--- DATA SHOWN ---
:::

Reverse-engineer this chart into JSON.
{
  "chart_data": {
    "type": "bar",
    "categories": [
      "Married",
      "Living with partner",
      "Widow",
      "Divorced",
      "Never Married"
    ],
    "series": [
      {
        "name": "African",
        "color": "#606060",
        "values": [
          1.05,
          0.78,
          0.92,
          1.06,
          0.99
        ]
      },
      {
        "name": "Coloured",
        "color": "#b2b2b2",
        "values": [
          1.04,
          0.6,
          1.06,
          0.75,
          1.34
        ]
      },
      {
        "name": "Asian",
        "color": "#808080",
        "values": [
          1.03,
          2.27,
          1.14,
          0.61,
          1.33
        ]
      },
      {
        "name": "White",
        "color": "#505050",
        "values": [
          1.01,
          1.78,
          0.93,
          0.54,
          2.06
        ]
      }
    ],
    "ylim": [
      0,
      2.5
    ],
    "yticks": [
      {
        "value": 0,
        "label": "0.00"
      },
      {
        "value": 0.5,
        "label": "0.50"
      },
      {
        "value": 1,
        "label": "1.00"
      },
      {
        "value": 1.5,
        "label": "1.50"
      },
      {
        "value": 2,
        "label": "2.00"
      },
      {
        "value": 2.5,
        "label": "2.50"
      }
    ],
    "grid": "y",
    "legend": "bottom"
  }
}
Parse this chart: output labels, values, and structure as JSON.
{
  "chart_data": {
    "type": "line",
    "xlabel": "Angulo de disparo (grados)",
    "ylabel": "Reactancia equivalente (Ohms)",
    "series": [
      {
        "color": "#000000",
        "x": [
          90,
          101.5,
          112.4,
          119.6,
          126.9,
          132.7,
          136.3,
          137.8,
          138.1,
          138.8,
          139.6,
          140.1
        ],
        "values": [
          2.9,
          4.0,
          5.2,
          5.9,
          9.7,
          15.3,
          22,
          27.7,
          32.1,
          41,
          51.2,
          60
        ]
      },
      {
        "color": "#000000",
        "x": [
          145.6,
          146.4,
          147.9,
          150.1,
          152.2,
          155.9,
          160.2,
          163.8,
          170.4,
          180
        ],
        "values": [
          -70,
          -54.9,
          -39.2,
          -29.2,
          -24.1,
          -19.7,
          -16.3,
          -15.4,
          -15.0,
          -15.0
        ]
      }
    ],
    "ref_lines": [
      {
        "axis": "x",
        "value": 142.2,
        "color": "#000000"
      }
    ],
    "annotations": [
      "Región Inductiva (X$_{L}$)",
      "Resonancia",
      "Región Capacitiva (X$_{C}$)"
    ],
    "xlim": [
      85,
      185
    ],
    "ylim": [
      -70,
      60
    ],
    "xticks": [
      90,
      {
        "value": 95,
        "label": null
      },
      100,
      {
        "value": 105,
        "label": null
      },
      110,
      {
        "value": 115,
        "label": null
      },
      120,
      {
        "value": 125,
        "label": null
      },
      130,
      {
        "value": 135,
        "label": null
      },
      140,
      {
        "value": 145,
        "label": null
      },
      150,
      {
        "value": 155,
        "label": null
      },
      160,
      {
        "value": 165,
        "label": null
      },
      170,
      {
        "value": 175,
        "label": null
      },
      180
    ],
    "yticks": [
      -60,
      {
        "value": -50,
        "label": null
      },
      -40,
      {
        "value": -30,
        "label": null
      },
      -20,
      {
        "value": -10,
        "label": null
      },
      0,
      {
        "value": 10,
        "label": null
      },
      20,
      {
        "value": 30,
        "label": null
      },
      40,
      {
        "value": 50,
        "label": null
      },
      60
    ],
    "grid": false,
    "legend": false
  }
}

:::

--- GOAL ---
Check each line in the listing above for the string "name", then report how many lines contain it, with no other text.

--- TASK OUTPUT ---
4